= TASK =
Reproduce each line below without any alteration.
══════
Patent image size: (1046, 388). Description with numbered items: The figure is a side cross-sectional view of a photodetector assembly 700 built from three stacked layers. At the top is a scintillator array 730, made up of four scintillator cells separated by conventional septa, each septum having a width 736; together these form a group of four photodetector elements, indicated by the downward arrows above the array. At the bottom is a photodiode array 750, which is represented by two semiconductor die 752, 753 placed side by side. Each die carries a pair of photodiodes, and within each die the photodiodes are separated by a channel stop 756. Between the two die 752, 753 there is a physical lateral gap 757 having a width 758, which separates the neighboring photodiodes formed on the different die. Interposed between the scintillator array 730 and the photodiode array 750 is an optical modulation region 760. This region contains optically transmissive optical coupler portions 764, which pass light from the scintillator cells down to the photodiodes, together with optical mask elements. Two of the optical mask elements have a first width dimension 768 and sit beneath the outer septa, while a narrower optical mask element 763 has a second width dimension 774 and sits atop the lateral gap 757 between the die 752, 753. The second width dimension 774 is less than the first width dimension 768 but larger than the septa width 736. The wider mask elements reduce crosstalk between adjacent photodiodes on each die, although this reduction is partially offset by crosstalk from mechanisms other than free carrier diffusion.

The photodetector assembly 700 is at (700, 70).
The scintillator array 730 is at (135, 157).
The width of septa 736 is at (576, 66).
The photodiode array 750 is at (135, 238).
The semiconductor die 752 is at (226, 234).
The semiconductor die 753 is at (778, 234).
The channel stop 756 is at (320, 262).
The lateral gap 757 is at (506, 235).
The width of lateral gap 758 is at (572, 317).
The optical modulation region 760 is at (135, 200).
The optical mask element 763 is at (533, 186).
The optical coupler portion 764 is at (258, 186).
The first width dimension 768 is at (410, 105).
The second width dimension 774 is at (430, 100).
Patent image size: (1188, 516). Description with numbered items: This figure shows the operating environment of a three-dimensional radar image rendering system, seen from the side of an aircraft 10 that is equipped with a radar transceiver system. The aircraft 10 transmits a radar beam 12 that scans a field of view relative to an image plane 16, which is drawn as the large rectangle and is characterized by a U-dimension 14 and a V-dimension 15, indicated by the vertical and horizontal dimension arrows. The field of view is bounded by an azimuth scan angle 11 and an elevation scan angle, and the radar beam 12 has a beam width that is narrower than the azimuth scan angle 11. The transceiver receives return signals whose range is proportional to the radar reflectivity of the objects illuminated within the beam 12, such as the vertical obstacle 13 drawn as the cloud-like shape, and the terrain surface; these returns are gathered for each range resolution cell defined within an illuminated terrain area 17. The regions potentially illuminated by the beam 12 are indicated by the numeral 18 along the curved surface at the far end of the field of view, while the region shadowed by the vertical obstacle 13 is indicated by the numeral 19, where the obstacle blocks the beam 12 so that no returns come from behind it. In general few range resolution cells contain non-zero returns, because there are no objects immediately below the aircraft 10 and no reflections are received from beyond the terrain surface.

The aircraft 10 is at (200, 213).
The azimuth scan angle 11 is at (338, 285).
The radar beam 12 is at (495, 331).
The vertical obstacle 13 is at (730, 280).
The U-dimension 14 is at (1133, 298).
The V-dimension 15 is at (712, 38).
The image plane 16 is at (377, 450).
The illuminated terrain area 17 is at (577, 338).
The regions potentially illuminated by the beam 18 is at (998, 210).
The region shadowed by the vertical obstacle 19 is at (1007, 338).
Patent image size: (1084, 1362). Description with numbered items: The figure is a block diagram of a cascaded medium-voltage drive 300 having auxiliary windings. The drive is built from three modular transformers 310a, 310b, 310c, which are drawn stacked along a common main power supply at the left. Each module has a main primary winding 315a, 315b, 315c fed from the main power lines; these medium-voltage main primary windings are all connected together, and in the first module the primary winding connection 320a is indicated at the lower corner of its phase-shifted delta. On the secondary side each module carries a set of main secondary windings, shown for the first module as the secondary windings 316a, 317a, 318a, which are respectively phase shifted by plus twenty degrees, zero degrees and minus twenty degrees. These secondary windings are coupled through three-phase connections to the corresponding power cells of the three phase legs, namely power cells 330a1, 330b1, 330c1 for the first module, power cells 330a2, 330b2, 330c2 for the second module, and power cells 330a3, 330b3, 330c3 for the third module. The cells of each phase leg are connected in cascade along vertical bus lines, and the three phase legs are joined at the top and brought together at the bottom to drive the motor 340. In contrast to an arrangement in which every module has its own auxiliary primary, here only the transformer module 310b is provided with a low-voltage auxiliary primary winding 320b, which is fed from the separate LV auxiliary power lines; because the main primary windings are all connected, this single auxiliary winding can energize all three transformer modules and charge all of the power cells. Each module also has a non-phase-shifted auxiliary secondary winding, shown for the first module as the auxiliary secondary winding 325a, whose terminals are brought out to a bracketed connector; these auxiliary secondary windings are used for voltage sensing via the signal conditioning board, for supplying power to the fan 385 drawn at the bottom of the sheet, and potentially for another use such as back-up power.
══════
= TASK SOLUTION =
Patent image size: (1046, 388). Description with numbered items: The figure is a side cross-sectional view of a photodetector assembly 700 built from three stacked layers. At the top is a scintillator array 730, made up of four scintillator cells separated by conventional septa, each septum having a width 736; together these form a group of four photodetector elements, indicated by the downward arrows above the array. At the bottom is a photodiode array 750, which is represented by two semiconductor die 752, 753 placed side by side. Each die carries a pair of photodiodes, and within each die the photodiodes are separated by a channel stop 756. Between the two die 752, 753 there is a physical lateral gap 757 having a width 758, which separates the neighboring photodiodes formed on the different die. Interposed between the scintillator array 730 and the photodiode array 750 is an optical modulation region 760. This region contains optically transmissive optical coupler portions 764, which pass light from the scintillator cells down to the photodiodes, together with optical mask elements. Two of the optical mask elements have a first width dimension 768 and sit beneath the outer septa, while a narrower optical mask element 763 has a second width dimension 774 and sits atop the lateral gap 757 between the die 752, 753. The second width dimension 774 is less than the first width dimension 768 but larger than the septa width 736. The wider mask elements reduce crosstalk between adjacent photodiodes on each die, although this reduction is partially offset by crosstalk from mechanisms other than free carrier diffusion.

The photodetector assembly 700 is at (700, 70).
The scintillator array 730 is at (135, 157).
The width of septa 736 is at (576, 66).
The photodiode array 750 is at (135, 238).
The semiconductor die 752 is at (226, 234).
The semiconductor die 753 is at (778, 234).
The channel stop 756 is at (320, 262).
The lateral gap 757 is at (506, 235).
The width of lateral gap 758 is at (572, 317).
The optical modulation region 760 is at (135, 200).
The optical mask element 763 is at (533, 186).
The optical coupler portion 764 is at (258, 186).
The first width dimension 768 is at (410, 105).
The second width dimension 774 is at (430, 100).
Patent image size: (1188, 516). Description with numbered items: This figure shows the operating environment of a three-dimensional radar image rendering system, seen from the side of an aircraft 10 that is equipped with a radar transceiver system. The aircraft 10 transmits a radar beam 12 that scans a field of view relative to an image plane 16, which is drawn as the large rectangle and is characterized by a U-dimension 14 and a V-dimension 15, indicated by the vertical and horizontal dimension arrows. The field of view is bounded by an azimuth scan angle 11 and an elevation scan angle, and the radar beam 12 has a beam width that is narrower than the azimuth scan angle 11. The transceiver receives return signals whose range is proportional to the radar reflectivity of the objects illuminated within the beam 12, such as the vertical obstacle 13 drawn as the cloud-like shape, and the terrain surface; these returns are gathered for each range resolution cell defined within an illuminated terrain area 17. The regions potentially illuminated by the beam 12 are indicated by the numeral 18 along the curved surface at the far end of the field of view, while the region shadowed by the vertical obstacle 13 is indicated by the numeral 19, where the obstacle blocks the beam 12 so that no returns come from behind it. In general few range resolution cells contain non-zero returns, because there are no objects immediately below the aircraft 10 and no reflections are received from beyond the terrain surface.

The aircraft 10 is at (200, 213).
The azimuth scan angle 11 is at (338, 285).
The radar beam 12 is at (495, 331).
The vertical obstacle 13 is at (730, 280).
The U-dimension 14 is at (1133, 298).
The V-dimension 15 is at (712, 38).
The image plane 16 is at (377, 450).
The illuminated terrain area 17 is at (577, 338).
The regions potentially illuminated by the beam 18 is at (998, 210).
The region shadowed by the vertical obstacle 19 is at (1007, 338).
Patent image size: (1084, 1362). Description with numbered items: The figure is a block diagram of a cascaded medium-voltage drive 300 having auxiliary windings. The drive is built from three modular transformers 310a, 310b, 310c, which are drawn stacked along a common main power supply at the left. Each module has a main primary winding 315a, 315b, 315c fed from the main power lines; these medium-voltage main primary windings are all connected together, and in the first module the primary winding connection 320a is indicated at the lower corner of its phase-shifted delta. On the secondary side each module carries a set of main secondary windings, shown for the first module as the secondary windings 316a, 317a, 318a, which are respectively phase shifted by plus twenty degrees, zero degrees and minus twenty degrees. These secondary windings are coupled through three-phase connections to the corresponding power cells of the three phase legs, namely power cells 330a1, 330b1, 330c1 for the first module, power cells 330a2, 330b2, 330c2 for the second module, and power cells 330a3, 330b3, 330c3 for the third module. The cells of each phase leg are connected in cascade along vertical bus lines, and the three phase legs are joined at the top and brought together at the bottom to drive the motor 340. In contrast to an arrangement in which every module has its own auxiliary primary, here only the transformer module 310b is provided with a low-voltage auxiliary primary winding 320b, which is fed from the separate LV auxiliary power lines; because the main primary windings are all connected, this single auxiliary winding can energize all three transformer modules and charge all of the power cells. Each module also has a non-phase-shifted auxiliary secondary winding, shown for the first module as the auxiliary secondary winding 325a, whose terminals are brought out to a bracketed connector; these auxiliary secondary windings are used for voltage sensing via the signal conditioning board, for supplying power to the fan 385 drawn at the bottom of the sheet, and potentially for another use such as back-up power.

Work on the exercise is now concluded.